AIM:
In full and without deviation, write out the entries that follow.

-- begin EXTRACTED RECORDS --

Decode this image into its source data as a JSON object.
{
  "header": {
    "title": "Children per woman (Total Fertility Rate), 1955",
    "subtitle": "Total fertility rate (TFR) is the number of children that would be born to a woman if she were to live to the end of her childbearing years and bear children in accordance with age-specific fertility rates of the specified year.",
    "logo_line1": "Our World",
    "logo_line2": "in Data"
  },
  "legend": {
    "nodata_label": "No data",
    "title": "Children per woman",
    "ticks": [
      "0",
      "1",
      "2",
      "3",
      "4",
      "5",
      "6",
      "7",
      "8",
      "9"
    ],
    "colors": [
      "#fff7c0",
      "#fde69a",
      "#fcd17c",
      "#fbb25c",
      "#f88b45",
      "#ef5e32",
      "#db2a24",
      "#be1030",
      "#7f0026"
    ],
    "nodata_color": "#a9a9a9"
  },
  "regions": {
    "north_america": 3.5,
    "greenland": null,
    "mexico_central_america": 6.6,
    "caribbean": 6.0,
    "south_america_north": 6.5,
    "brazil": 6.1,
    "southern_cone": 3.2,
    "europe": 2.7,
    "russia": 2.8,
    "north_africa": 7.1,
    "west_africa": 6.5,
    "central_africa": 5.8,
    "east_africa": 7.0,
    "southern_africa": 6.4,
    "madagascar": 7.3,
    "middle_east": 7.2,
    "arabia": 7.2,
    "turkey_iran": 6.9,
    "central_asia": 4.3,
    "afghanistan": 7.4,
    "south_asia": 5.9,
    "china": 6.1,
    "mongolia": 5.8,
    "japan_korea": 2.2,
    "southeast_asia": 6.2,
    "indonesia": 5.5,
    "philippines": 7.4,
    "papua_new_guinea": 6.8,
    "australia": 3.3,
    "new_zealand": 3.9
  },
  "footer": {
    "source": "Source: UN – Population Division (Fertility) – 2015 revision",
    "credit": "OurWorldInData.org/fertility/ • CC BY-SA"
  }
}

-- end EXTRACTED RECORDS --

WRITTEN ANSWER:
Decode this image into its source data as a JSON object.
{
  "header": {
    "title": "Children per woman (Total Fertility Rate), 1955",
    "subtitle": "Total fertility rate (TFR) is the number of children that would be born to a woman if she were to live to the end of her childbearing years and bear children in accordance with age-specific fertility rates of the specified year.",
    "logo_line1": "Our World",
    "logo_line2": "in Data"
  },
  "legend": {
    "nodata_label": "No data",
    "title": "Children per woman",
    "ticks": [
      "0",
      "1",
      "2",
      "3",
      "4",
      "5",
      "6",
      "7",
      "8",
      "9"
    ],
    "colors": [
      "#fff7c0",
      "#fde69a",
      "#fcd17c",
      "#fbb25c",
      "#f88b45",
      "#ef5e32",
      "#db2a24",
      "#be1030",
      "#7f0026"
    ],
    "nodata_color": "#a9a9a9"
  },
  "regions": {
    "north_america": 3.5,
    "greenland": null,
    "mexico_central_america": 6.6,
    "caribbean": 6.0,
    "south_america_north": 6.5,
    "brazil": 6.1,
    "southern_cone": 3.2,
    "europe": 2.7,
    "russia": 2.8,
    "north_africa": 7.1,
    "west_africa": 6.5,
    "central_africa": 5.8,
    "east_africa": 7.0,
    "southern_africa": 6.4,
    "madagascar": 7.3,
    "middle_east": 7.2,
    "arabia": 7.2,
    "turkey_iran": 6.9,
    "central_asia": 4.3,
    "afghanistan": 7.4,
    "south_asia": 5.9,
    "china": 6.1,
    "mongolia": 5.8,
    "japan_korea": 2.2,
    "southeast_asia": 6.2,
    "indonesia": 5.5,
    "philippines": 7.4,
    "papua_new_guinea": 6.8,
    "australia": 3.3,
    "new_zealand": 3.9
  },
  "footer": {
    "source": "Source: UN – Population Division (Fertility) – 2015 revision",
    "credit": "OurWorldInData.org/fertility/ • CC BY-SA"
  }
}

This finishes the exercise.